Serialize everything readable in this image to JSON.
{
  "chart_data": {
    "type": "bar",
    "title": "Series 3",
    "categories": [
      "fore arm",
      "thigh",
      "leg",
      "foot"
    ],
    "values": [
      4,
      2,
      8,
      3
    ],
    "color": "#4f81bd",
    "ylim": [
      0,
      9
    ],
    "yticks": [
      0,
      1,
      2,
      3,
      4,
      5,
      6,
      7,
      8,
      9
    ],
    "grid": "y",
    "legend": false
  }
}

+ + + +

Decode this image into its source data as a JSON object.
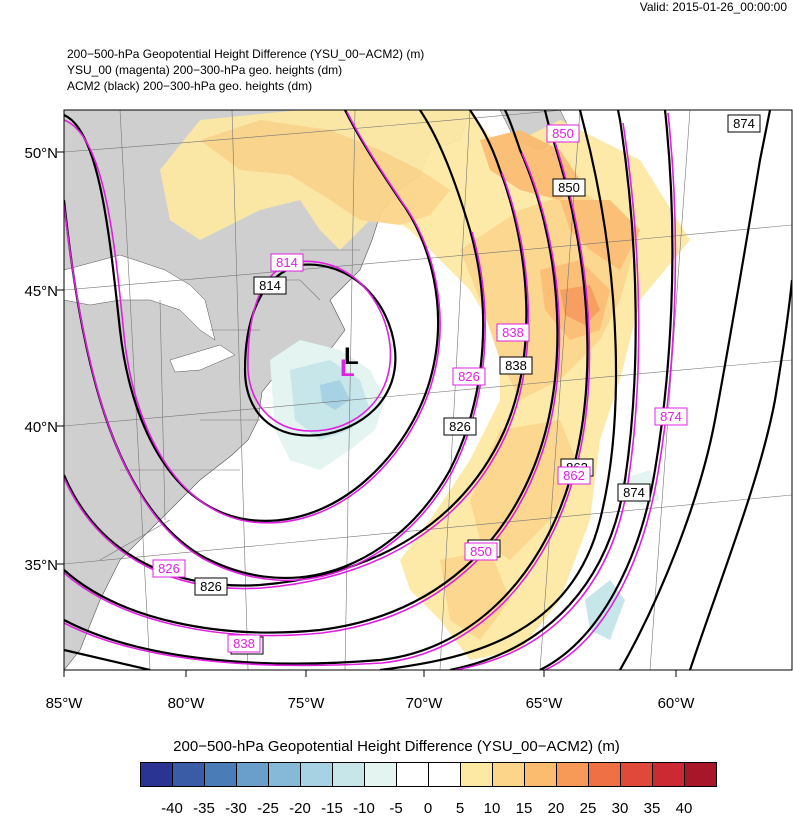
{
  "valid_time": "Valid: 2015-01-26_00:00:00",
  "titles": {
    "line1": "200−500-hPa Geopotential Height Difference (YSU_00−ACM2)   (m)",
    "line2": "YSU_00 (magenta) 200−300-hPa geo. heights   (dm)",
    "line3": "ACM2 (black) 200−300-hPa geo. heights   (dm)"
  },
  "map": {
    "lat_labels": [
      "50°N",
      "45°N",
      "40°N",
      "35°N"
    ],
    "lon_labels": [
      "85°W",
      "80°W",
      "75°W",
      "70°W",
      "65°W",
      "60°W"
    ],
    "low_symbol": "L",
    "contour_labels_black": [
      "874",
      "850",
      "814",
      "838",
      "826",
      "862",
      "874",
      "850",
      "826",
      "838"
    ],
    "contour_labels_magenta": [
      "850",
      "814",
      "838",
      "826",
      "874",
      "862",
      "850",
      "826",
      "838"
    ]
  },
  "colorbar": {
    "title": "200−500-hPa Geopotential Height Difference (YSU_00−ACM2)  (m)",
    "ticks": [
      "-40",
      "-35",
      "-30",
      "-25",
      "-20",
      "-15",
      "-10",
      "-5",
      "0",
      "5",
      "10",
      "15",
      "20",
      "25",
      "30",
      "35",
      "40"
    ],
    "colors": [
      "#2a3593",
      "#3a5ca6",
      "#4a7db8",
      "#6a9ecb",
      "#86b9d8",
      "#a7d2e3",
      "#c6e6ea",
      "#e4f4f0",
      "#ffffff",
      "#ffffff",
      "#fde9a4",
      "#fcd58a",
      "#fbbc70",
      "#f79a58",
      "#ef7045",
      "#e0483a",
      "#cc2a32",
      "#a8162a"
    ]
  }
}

+ + + +

▶ [Objective]:
Count the lines above that contain the word "Geopotential", and reply with only that number.

▶ [Finished task]:
2